Selection start

National Labor Relations Board v. Mason Mfg. Co.

126 F.2d 810 | 9th Cir. | 1942

DENMAN, Circuit Judge.

The National Labor Relations Board seeks our decree confirming its findings that respondent, Mason Manufacturing Company, had committed an unfair labor practice within Section 8(1) and 8(3) of the National Labor Relations Act, 29 U.S. C.A. § 158(1, 3), in discharging, on or about March 30, 1938, a number of its employee upholsterers formerly members of Upholsterers, Furniture, Carpet, Linoleum & Awning Workers’ International Union of North America, Local No. 15, affiliated with the American Federation of Labor, and discouraging their membership in active labor organizations, including United Furniture Workers of America, Local No. 576, affiliated with the Committee for Industrial Organization, (now Congress of Industrial Organization,) and its orders that the respondent shall cease and desist from such and all other unfair labor practices and shall restore the discharged men to its employ with back pay. The facts support the Board’s jurisdiction, which is not questioned.

Respondent admits that it discharged the upholsterers in its employ because they were not members of A. F. of L. Local 15. It does not contend that, in the ab-sen.ce of any other facts, this discharge would not constitute an unfair labor practice within the provisions of section 8(1) and 8(3) of the National Labor Relations Act. It contends and claims it has established the existence of a valid closed shop agreement with Local 15, made in October 1937, for the period of a year from October 1, 1937, whereby it was required under the provision of section 8(3) as a condition of employment of its upholsterers that they should be members of that Local. The existence of such a closed shop contract is the sole question of fact necessary for the disposition of the Board’s petition.

In the proceeding below and in the argument here, it seems to have been assumed by both the Board and the respondent that a laborer who has membership in any labor organization, thereby designates or selects that union as his bargaining agent, and that any labor organization having in its membership a majority in a proper bargaining unit of the bargaining employer, such as the upholsterers employed by the respondent, may make a closed shop agreement with its employer. It is apparent from the words of the National Labor Relations Act that Congress did not so intend.

Section 8(3)1 of the act providing for a closed shop does not provide that any labor organization having a majority of the employees may make such an agreement. It must be a “labor organization” which is “the representative of the employees as provided by section 9(a) [159(a) of this title]”.2 Section 9(a) makes the representatives for collective bargaining only those “designated or selected” by “the majority of the employees” for that purpose.

Selection end
Supplied data start

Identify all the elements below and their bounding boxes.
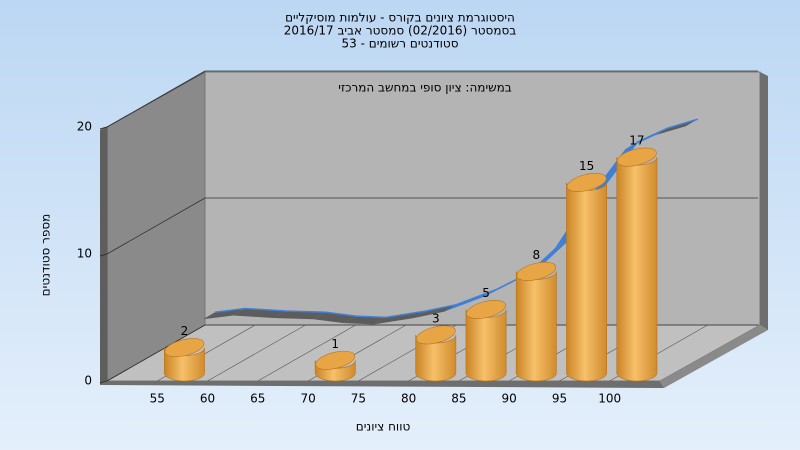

Supplied data end

■ **Exercise set**
- A) Condense the paragraph of the opinion beginning "Respondent admits that it discharged" into a shorter version that keeps its main facts.
- B) Return the part of the opinion from "Respondent admits that" up to and including "the Board’s petition.", copied word for word.
The listing isn't needed for anything here.

■ **Results by task**
- A) Mason Manufacturing admits it fired its upholsterers because they were not members of A. F. of L. Local 15. It concedes that, without other facts, this would be an unfair labor practice under sections 8(1) and 8(3). Its defense is a claimed valid closed shop agreement with Local 15, made in October 1937 for one year from October 1, 1937, which under section 8(3) required its upholsterers to be members of that Local. Whether that contract existed is the only factual question needed to decide the Board's petition.

- B)
Respondent admits that it discharged the upholsterers in its employ because they were not members of A. F. of L. Local 15. It does not contend that, in the ab-sen.ce of any other facts, this discharge would not constitute an unfair labor practice within the provisions of section 8(1) and 8(3) of the National Labor Relations Act. It contends and claims it has established the existence of a valid closed shop agreement with Local 15, made in October 1937, for the period of a year from October 1, 1937, whereby it was required under the provision of section 8(3) as a condition of employment of its upholsterers that they should be members of that Local. The existence of such a closed shop contract is the sole question of fact necessary for the disposition of the Board’s petition.